**WHAT YOU WILL DO**
Word for word, quote all of the material, omitting the pictures.

— begin DATA RECORDS —

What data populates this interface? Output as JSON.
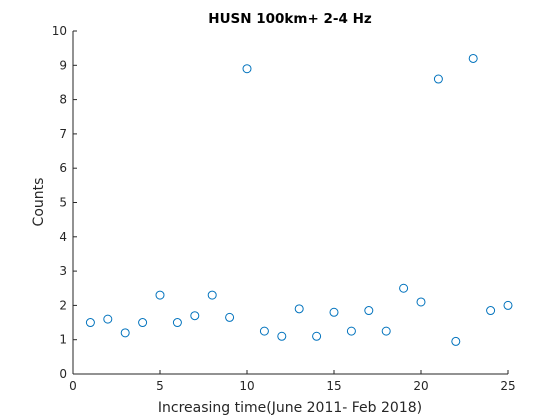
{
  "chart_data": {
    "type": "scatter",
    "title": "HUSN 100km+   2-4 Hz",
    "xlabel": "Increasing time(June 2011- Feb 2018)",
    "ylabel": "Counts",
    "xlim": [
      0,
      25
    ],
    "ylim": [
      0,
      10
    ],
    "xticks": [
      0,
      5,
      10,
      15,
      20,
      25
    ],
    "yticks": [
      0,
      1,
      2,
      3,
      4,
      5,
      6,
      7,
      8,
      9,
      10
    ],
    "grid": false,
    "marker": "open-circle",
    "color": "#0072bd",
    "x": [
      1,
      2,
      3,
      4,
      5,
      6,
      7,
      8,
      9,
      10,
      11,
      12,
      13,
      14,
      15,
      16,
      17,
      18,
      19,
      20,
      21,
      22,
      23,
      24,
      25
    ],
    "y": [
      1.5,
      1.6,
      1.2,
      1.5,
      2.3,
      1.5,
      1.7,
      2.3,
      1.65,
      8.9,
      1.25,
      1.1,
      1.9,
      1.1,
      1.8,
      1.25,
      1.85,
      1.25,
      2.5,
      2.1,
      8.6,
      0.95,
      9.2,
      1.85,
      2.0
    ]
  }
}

— end DATA RECORDS —

**EXERCISE RESULT**
What data populates this interface? Output as JSON.
{
  "chart_data": {
    "type": "scatter",
    "title": "HUSN 100km+   2-4 Hz",
    "xlabel": "Increasing time(June 2011- Feb 2018)",
    "ylabel": "Counts",
    "xlim": [
      0,
      25
    ],
    "ylim": [
      0,
      10
    ],
    "xticks": [
      0,
      5,
      10,
      15,
      20,
      25
    ],
    "yticks": [
      0,
      1,
      2,
      3,
      4,
      5,
      6,
      7,
      8,
      9,
      10
    ],
    "grid": false,
    "marker": "open-circle",
    "color": "#0072bd",
    "x": [
      1,
      2,
      3,
      4,
      5,
      6,
      7,
      8,
      9,
      10,
      11,
      12,
      13,
      14,
      15,
      16,
      17,
      18,
      19,
      20,
      21,
      22,
      23,
      24,
      25
    ],
    "y": [
      1.5,
      1.6,
      1.2,
      1.5,
      2.3,
      1.5,
      1.7,
      2.3,
      1.65,
      8.9,
      1.25,
      1.1,
      1.9,
      1.1,
      1.8,
      1.25,
      1.85,
      1.25,
      2.5,
      2.1,
      8.6,
      0.95,
      9.2,
      1.85,
      2.0
    ]
  }
}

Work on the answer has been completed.